TASK DESCRIPTION: Output each entry below as it stands, leaving out every picture.

***** ROWS *****

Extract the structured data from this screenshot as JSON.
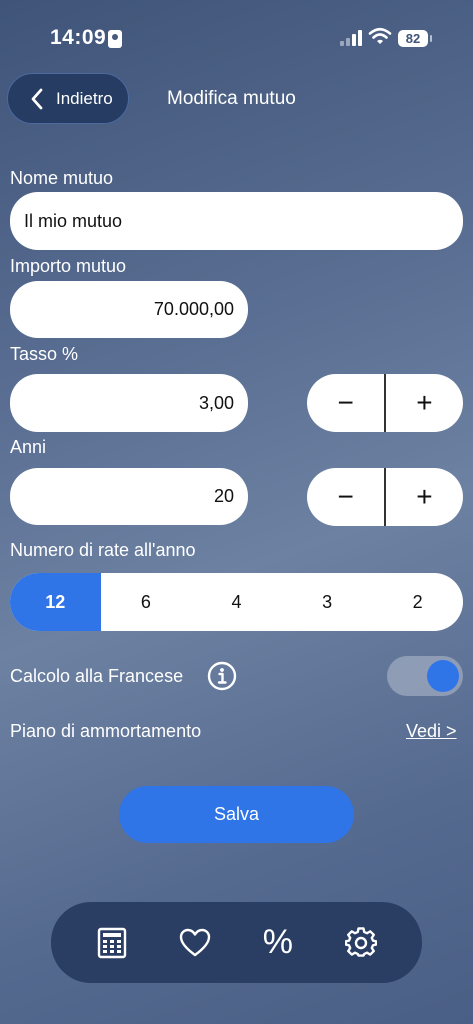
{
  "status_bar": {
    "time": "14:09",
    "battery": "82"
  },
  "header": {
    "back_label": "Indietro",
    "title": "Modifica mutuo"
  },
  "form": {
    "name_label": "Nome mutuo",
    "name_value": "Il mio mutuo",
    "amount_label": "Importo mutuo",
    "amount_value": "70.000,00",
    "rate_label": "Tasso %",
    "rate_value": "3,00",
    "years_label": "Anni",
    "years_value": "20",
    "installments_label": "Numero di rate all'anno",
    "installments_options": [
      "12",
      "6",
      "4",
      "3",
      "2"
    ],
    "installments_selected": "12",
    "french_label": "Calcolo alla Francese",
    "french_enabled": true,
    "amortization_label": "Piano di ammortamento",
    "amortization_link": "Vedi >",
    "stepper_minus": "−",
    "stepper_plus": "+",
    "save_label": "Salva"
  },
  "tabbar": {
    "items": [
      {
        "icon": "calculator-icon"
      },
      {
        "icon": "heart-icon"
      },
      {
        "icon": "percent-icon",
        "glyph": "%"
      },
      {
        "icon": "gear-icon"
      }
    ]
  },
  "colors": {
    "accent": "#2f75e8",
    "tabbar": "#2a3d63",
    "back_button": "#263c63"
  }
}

*****

TASK RESPONSE:
Extract the structured data from this screenshot as JSON.
{
  "status_bar": {
    "time": "14:09",
    "battery": "82"
  },
  "header": {
    "back_label": "Indietro",
    "title": "Modifica mutuo"
  },
  "form": {
    "name_label": "Nome mutuo",
    "name_value": "Il mio mutuo",
    "amount_label": "Importo mutuo",
    "amount_value": "70.000,00",
    "rate_label": "Tasso %",
    "rate_value": "3,00",
    "years_label": "Anni",
    "years_value": "20",
    "installments_label": "Numero di rate all'anno",
    "installments_options": [
      "12",
      "6",
      "4",
      "3",
      "2"
    ],
    "installments_selected": "12",
    "french_label": "Calcolo alla Francese",
    "french_enabled": true,
    "amortization_label": "Piano di ammortamento",
    "amortization_link": "Vedi >",
    "stepper_minus": "−",
    "stepper_plus": "+",
    "save_label": "Salva"
  },
  "tabbar": {
    "items": [
      {
        "icon": "calculator-icon"
      },
      {
        "icon": "heart-icon"
      },
      {
        "icon": "percent-icon",
        "glyph": "%"
      },
      {
        "icon": "gear-icon"
      }
    ]
  },
  "colors": {
    "accent": "#2f75e8",
    "tabbar": "#2a3d63",
    "back_button": "#263c63"
  }
}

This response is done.